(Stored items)
################

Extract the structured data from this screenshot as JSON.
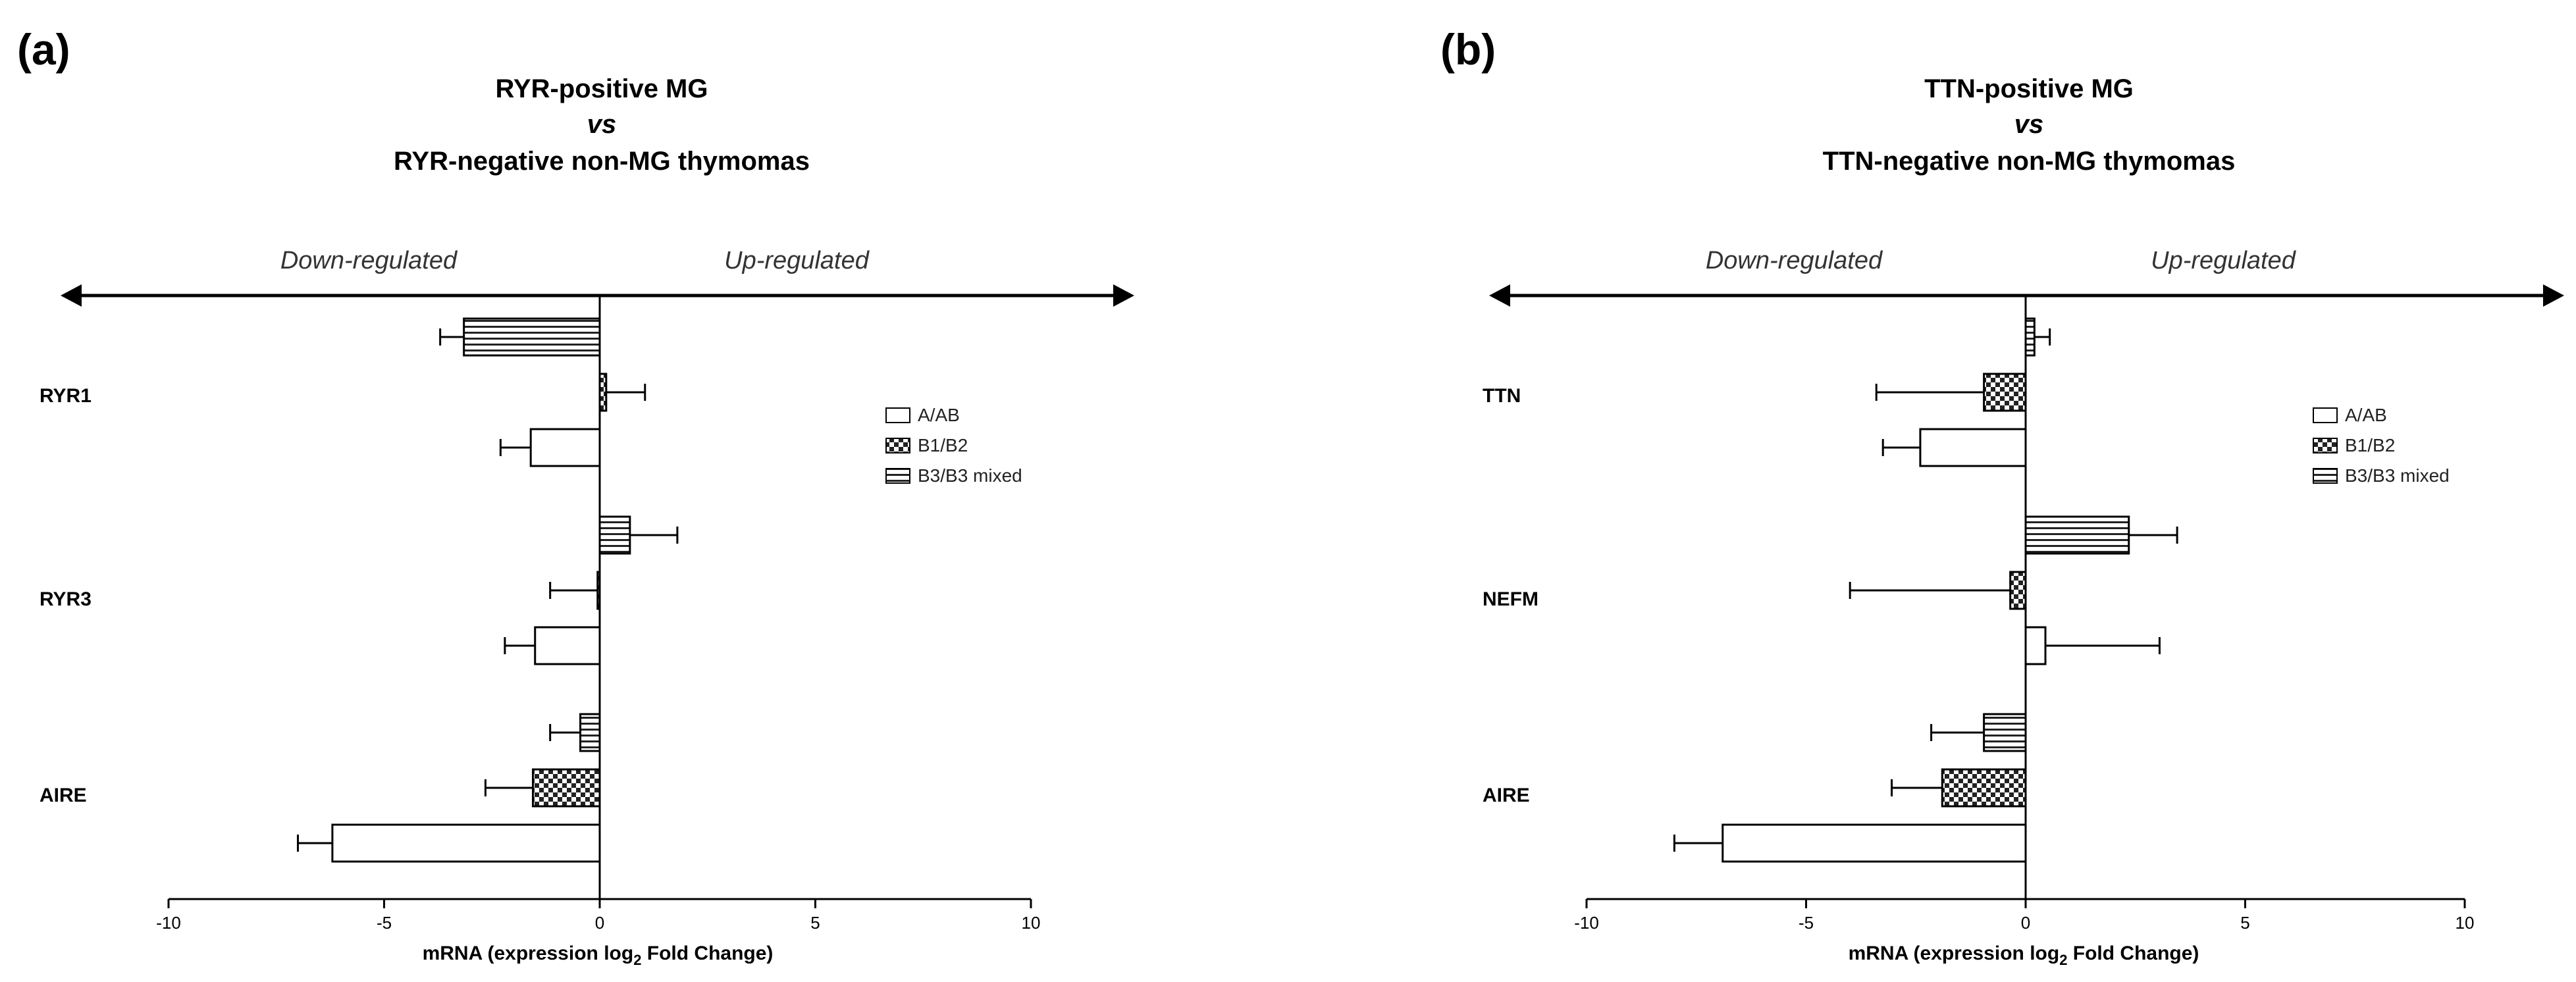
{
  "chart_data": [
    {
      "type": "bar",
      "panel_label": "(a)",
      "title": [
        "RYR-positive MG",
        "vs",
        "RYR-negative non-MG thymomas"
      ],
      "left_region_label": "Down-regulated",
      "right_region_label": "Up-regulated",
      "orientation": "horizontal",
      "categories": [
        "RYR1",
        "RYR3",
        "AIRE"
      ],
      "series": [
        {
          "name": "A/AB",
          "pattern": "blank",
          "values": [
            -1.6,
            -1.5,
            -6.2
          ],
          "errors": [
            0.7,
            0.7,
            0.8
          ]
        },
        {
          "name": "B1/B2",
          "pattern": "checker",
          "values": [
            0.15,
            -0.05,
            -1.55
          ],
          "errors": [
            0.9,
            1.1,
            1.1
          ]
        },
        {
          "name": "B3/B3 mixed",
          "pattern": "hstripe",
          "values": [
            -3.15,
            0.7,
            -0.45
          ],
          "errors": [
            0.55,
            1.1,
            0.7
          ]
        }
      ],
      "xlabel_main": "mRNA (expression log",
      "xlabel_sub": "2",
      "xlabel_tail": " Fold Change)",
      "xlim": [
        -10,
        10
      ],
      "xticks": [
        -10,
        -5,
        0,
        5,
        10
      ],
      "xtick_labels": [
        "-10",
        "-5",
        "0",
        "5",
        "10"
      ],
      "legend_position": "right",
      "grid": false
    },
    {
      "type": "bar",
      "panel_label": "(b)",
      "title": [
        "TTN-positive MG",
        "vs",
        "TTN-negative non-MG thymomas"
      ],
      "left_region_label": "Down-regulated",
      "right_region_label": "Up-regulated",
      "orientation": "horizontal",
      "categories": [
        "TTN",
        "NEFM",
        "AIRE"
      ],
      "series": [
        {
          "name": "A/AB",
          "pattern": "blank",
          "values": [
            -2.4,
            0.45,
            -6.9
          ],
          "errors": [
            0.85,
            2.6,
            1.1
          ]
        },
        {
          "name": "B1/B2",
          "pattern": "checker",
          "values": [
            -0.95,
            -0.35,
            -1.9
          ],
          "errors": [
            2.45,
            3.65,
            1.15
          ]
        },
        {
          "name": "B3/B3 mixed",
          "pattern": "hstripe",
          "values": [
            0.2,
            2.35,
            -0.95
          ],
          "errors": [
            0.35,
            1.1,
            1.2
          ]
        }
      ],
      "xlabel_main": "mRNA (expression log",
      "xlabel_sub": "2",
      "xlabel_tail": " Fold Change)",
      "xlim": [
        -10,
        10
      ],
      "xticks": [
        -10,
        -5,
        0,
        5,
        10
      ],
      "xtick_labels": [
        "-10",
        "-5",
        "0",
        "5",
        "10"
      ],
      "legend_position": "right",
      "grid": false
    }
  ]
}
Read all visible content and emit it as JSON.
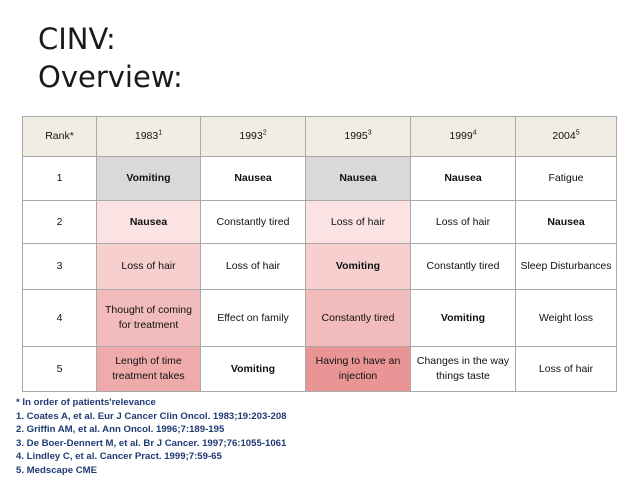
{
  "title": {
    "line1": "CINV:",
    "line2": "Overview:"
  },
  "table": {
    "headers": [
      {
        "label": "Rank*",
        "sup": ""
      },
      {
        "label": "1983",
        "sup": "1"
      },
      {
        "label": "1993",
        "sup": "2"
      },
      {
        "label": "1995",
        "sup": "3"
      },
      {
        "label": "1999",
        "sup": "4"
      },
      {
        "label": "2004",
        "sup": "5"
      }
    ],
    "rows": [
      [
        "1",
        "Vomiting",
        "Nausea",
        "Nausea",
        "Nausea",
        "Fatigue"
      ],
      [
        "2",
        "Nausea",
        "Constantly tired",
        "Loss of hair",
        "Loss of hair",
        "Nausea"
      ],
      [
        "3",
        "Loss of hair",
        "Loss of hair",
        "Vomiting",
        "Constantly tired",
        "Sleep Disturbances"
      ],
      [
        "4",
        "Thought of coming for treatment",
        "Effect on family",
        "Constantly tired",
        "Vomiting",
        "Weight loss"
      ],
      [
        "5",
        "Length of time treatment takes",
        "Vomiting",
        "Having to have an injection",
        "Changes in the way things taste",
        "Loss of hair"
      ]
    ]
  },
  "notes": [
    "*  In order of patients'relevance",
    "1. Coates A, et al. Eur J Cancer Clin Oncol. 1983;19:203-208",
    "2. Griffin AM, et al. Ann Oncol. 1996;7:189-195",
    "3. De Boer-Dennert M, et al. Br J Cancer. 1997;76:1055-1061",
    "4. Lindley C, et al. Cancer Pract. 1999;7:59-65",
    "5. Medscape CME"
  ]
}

################

EXERCISE REQUIREMENTS –
Repeat the lines above exactly, and keep every picture out.

OUTPUT OF THE EXERCISE –
Extract the structured data from this screenshot as JSON.
{
  "chart_data": [
    {
      "type": "bar",
      "panel_label": "(a)",
      "title": [
        "RYR-positive MG",
        "vs",
        "RYR-negative non-MG thymomas"
      ],
      "left_region_label": "Down-regulated",
      "right_region_label": "Up-regulated",
      "orientation": "horizontal",
      "categories": [
        "RYR1",
        "RYR3",
        "AIRE"
      ],
      "series": [
        {
          "name": "A/AB",
          "pattern": "blank",
          "values": [
            -1.6,
            -1.5,
            -6.2
          ],
          "errors": [
            0.7,
            0.7,
            0.8
          ]
        },
        {
          "name": "B1/B2",
          "pattern": "checker",
          "values": [
            0.15,
            -0.05,
            -1.55
          ],
          "errors": [
            0.9,
            1.1,
            1.1
          ]
        },
        {
          "name": "B3/B3 mixed",
          "pattern": "hstripe",
          "values": [
            -3.15,
            0.7,
            -0.45
          ],
          "errors": [
            0.55,
            1.1,
            0.7
          ]
        }
      ],
      "xlabel_main": "mRNA (expression log",
      "xlabel_sub": "2",
      "xlabel_tail": " Fold Change)",
      "xlim": [
        -10,
        10
      ],
      "xticks": [
        -10,
        -5,
        0,
        5,
        10
      ],
      "xtick_labels": [
        "-10",
        "-5",
        "0",
        "5",
        "10"
      ],
      "legend_position": "right",
      "grid": false
    },
    {
      "type": "bar",
      "panel_label": "(b)",
      "title": [
        "TTN-positive MG",
        "vs",
        "TTN-negative non-MG thymomas"
      ],
      "left_region_label": "Down-regulated",
      "right_region_label": "Up-regulated",
      "orientation": "horizontal",
      "categories": [
        "TTN",
        "NEFM",
        "AIRE"
      ],
      "series": [
        {
          "name": "A/AB",
          "pattern": "blank",
          "values": [
            -2.4,
            0.45,
            -6.9
          ],
          "errors": [
            0.85,
            2.6,
            1.1
          ]
        },
        {
          "name": "B1/B2",
          "pattern": "checker",
          "values": [
            -0.95,
            -0.35,
            -1.9
          ],
          "errors": [
            2.45,
            3.65,
            1.15
          ]
        },
        {
          "name": "B3/B3 mixed",
          "pattern": "hstripe",
          "values": [
            0.2,
            2.35,
            -0.95
          ],
          "errors": [
            0.35,
            1.1,
            1.2
          ]
        }
      ],
      "xlabel_main": "mRNA (expression log",
      "xlabel_sub": "2",
      "xlabel_tail": " Fold Change)",
      "xlim": [
        -10,
        10
      ],
      "xticks": [
        -10,
        -5,
        0,
        5,
        10
      ],
      "xtick_labels": [
        "-10",
        "-5",
        "0",
        "5",
        "10"
      ],
      "legend_position": "right",
      "grid": false
    }
  ]
}
Read all visible content and emit it as JSON.
{
  "title": {
    "line1": "CINV:",
    "line2": "Overview:"
  },
  "table": {
    "headers": [
      {
        "label": "Rank*",
        "sup": ""
      },
      {
        "label": "1983",
        "sup": "1"
      },
      {
        "label": "1993",
        "sup": "2"
      },
      {
        "label": "1995",
        "sup": "3"
      },
      {
        "label": "1999",
        "sup": "4"
      },
      {
        "label": "2004",
        "sup": "5"
      }
    ],
    "rows": [
      [
        "1",
        "Vomiting",
        "Nausea",
        "Nausea",
        "Nausea",
        "Fatigue"
      ],
      [
        "2",
        "Nausea",
        "Constantly tired",
        "Loss of hair",
        "Loss of hair",
        "Nausea"
      ],
      [
        "3",
        "Loss of hair",
        "Loss of hair",
        "Vomiting",
        "Constantly tired",
        "Sleep Disturbances"
      ],
      [
        "4",
        "Thought of coming for treatment",
        "Effect on family",
        "Constantly tired",
        "Vomiting",
        "Weight loss"
      ],
      [
        "5",
        "Length of time treatment takes",
        "Vomiting",
        "Having to have an injection",
        "Changes in the way things taste",
        "Loss of hair"
      ]
    ]
  },
  "notes": [
    "*  In order of patients'relevance",
    "1. Coates A, et al. Eur J Cancer Clin Oncol. 1983;19:203-208",
    "2. Griffin AM, et al. Ann Oncol. 1996;7:189-195",
    "3. De Boer-Dennert M, et al. Br J Cancer. 1997;76:1055-1061",
    "4. Lindley C, et al. Cancer Pract. 1999;7:59-65",
    "5. Medscape CME"
  ]
}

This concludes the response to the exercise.